-- start of Material shown --

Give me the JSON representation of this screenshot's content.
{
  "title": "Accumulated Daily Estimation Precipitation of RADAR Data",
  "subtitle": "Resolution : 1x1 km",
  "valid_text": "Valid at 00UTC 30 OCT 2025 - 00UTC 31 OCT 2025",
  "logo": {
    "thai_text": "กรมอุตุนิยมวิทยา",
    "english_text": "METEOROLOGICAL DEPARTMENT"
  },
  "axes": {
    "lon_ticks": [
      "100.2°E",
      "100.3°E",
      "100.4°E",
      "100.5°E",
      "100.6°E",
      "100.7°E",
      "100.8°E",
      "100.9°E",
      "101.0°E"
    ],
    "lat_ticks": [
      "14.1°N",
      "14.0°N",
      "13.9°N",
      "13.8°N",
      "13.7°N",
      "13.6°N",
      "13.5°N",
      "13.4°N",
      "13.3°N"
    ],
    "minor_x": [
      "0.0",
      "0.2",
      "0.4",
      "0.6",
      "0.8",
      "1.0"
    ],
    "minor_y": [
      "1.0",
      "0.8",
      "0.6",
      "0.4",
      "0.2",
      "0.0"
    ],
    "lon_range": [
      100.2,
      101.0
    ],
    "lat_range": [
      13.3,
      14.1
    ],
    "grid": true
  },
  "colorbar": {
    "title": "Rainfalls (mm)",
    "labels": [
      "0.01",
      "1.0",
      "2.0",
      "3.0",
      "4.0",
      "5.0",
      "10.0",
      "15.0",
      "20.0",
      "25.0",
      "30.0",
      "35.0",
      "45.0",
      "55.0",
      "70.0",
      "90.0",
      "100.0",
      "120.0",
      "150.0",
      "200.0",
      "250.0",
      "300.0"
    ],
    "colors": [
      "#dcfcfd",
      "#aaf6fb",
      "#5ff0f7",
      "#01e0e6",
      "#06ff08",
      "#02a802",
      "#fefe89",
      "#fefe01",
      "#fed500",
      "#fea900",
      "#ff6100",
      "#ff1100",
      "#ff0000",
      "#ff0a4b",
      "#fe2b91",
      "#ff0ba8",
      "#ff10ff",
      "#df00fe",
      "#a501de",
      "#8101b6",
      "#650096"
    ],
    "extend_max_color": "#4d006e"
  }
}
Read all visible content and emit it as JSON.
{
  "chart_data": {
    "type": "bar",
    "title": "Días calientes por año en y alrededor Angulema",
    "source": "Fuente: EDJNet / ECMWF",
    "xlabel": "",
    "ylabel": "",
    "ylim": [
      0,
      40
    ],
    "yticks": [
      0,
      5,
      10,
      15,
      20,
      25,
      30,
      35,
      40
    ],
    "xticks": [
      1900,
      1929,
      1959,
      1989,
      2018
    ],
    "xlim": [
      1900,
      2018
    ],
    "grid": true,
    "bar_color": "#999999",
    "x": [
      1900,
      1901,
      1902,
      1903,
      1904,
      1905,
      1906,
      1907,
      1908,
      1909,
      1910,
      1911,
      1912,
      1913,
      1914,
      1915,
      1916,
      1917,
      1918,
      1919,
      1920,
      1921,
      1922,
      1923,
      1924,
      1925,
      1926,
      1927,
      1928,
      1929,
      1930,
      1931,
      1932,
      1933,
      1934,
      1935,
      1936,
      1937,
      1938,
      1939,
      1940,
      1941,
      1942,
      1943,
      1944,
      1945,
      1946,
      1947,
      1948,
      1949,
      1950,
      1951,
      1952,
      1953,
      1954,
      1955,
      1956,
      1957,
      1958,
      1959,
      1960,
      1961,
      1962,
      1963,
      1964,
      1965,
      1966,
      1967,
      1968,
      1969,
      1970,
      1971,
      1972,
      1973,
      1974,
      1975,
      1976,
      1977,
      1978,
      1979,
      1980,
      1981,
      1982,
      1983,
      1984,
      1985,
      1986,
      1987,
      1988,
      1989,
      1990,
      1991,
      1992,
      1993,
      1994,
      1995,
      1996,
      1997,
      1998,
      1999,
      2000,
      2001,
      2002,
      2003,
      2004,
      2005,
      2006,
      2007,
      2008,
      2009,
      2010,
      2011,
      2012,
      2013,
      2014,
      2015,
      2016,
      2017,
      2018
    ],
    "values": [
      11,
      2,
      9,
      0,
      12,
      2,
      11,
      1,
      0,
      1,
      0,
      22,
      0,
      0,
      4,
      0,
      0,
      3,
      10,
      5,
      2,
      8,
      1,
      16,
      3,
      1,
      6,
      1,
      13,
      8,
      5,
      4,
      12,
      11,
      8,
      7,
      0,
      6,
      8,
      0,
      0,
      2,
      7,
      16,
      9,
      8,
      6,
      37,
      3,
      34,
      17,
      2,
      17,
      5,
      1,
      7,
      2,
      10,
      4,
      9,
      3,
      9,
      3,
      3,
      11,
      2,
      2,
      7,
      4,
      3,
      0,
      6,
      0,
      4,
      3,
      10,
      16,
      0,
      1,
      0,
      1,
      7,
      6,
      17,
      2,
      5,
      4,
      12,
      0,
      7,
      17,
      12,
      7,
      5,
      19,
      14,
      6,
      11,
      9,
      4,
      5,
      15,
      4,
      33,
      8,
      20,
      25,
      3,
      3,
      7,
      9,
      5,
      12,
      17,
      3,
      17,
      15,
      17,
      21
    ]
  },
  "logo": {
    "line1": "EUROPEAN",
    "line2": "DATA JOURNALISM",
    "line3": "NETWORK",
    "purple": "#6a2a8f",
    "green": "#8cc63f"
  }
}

-- end of Material shown --

• Task statement: Repeat the material in full, exactly as it stands.

• Exercise result:
Give me the JSON representation of this screenshot's content.
{
  "title": "Accumulated Daily Estimation Precipitation of RADAR Data",
  "subtitle": "Resolution : 1x1 km",
  "valid_text": "Valid at 00UTC 30 OCT 2025 - 00UTC 31 OCT 2025",
  "logo": {
    "thai_text": "กรมอุตุนิยมวิทยา",
    "english_text": "METEOROLOGICAL DEPARTMENT"
  },
  "axes": {
    "lon_ticks": [
      "100.2°E",
      "100.3°E",
      "100.4°E",
      "100.5°E",
      "100.6°E",
      "100.7°E",
      "100.8°E",
      "100.9°E",
      "101.0°E"
    ],
    "lat_ticks": [
      "14.1°N",
      "14.0°N",
      "13.9°N",
      "13.8°N",
      "13.7°N",
      "13.6°N",
      "13.5°N",
      "13.4°N",
      "13.3°N"
    ],
    "minor_x": [
      "0.0",
      "0.2",
      "0.4",
      "0.6",
      "0.8",
      "1.0"
    ],
    "minor_y": [
      "1.0",
      "0.8",
      "0.6",
      "0.4",
      "0.2",
      "0.0"
    ],
    "lon_range": [
      100.2,
      101.0
    ],
    "lat_range": [
      13.3,
      14.1
    ],
    "grid": true
  },
  "colorbar": {
    "title": "Rainfalls (mm)",
    "labels": [
      "0.01",
      "1.0",
      "2.0",
      "3.0",
      "4.0",
      "5.0",
      "10.0",
      "15.0",
      "20.0",
      "25.0",
      "30.0",
      "35.0",
      "45.0",
      "55.0",
      "70.0",
      "90.0",
      "100.0",
      "120.0",
      "150.0",
      "200.0",
      "250.0",
      "300.0"
    ],
    "colors": [
      "#dcfcfd",
      "#aaf6fb",
      "#5ff0f7",
      "#01e0e6",
      "#06ff08",
      "#02a802",
      "#fefe89",
      "#fefe01",
      "#fed500",
      "#fea900",
      "#ff6100",
      "#ff1100",
      "#ff0000",
      "#ff0a4b",
      "#fe2b91",
      "#ff0ba8",
      "#ff10ff",
      "#df00fe",
      "#a501de",
      "#8101b6",
      "#650096"
    ],
    "extend_max_color": "#4d006e"
  }
}
Read all visible content and emit it as JSON.
{
  "chart_data": {
    "type": "bar",
    "title": "Días calientes por año en y alrededor Angulema",
    "source": "Fuente: EDJNet / ECMWF",
    "xlabel": "",
    "ylabel": "",
    "ylim": [
      0,
      40
    ],
    "yticks": [
      0,
      5,
      10,
      15,
      20,
      25,
      30,
      35,
      40
    ],
    "xticks": [
      1900,
      1929,
      1959,
      1989,
      2018
    ],
    "xlim": [
      1900,
      2018
    ],
    "grid": true,
    "bar_color": "#999999",
    "x": [
      1900,
      1901,
      1902,
      1903,
      1904,
      1905,
      1906,
      1907,
      1908,
      1909,
      1910,
      1911,
      1912,
      1913,
      1914,
      1915,
      1916,
      1917,
      1918,
      1919,
      1920,
      1921,
      1922,
      1923,
      1924,
      1925,
      1926,
      1927,
      1928,
      1929,
      1930,
      1931,
      1932,
      1933,
      1934,
      1935,
      1936,
      1937,
      1938,
      1939,
      1940,
      1941,
      1942,
      1943,
      1944,
      1945,
      1946,
      1947,
      1948,
      1949,
      1950,
      1951,
      1952,
      1953,
      1954,
      1955,
      1956,
      1957,
      1958,
      1959,
      1960,
      1961,
      1962,
      1963,
      1964,
      1965,
      1966,
      1967,
      1968,
      1969,
      1970,
      1971,
      1972,
      1973,
      1974,
      1975,
      1976,
      1977,
      1978,
      1979,
      1980,
      1981,
      1982,
      1983,
      1984,
      1985,
      1986,
      1987,
      1988,
      1989,
      1990,
      1991,
      1992,
      1993,
      1994,
      1995,
      1996,
      1997,
      1998,
      1999,
      2000,
      2001,
      2002,
      2003,
      2004,
      2005,
      2006,
      2007,
      2008,
      2009,
      2010,
      2011,
      2012,
      2013,
      2014,
      2015,
      2016,
      2017,
      2018
    ],
    "values": [
      11,
      2,
      9,
      0,
      12,
      2,
      11,
      1,
      0,
      1,
      0,
      22,
      0,
      0,
      4,
      0,
      0,
      3,
      10,
      5,
      2,
      8,
      1,
      16,
      3,
      1,
      6,
      1,
      13,
      8,
      5,
      4,
      12,
      11,
      8,
      7,
      0,
      6,
      8,
      0,
      0,
      2,
      7,
      16,
      9,
      8,
      6,
      37,
      3,
      34,
      17,
      2,
      17,
      5,
      1,
      7,
      2,
      10,
      4,
      9,
      3,
      9,
      3,
      3,
      11,
      2,
      2,
      7,
      4,
      3,
      0,
      6,
      0,
      4,
      3,
      10,
      16,
      0,
      1,
      0,
      1,
      7,
      6,
      17,
      2,
      5,
      4,
      12,
      0,
      7,
      17,
      12,
      7,
      5,
      19,
      14,
      6,
      11,
      9,
      4,
      5,
      15,
      4,
      33,
      8,
      20,
      25,
      3,
      3,
      7,
      9,
      5,
      12,
      17,
      3,
      17,
      15,
      17,
      21
    ]
  },
  "logo": {
    "line1": "EUROPEAN",
    "line2": "DATA JOURNALISM",
    "line3": "NETWORK",
    "purple": "#6a2a8f",
    "green": "#8cc63f"
  }
}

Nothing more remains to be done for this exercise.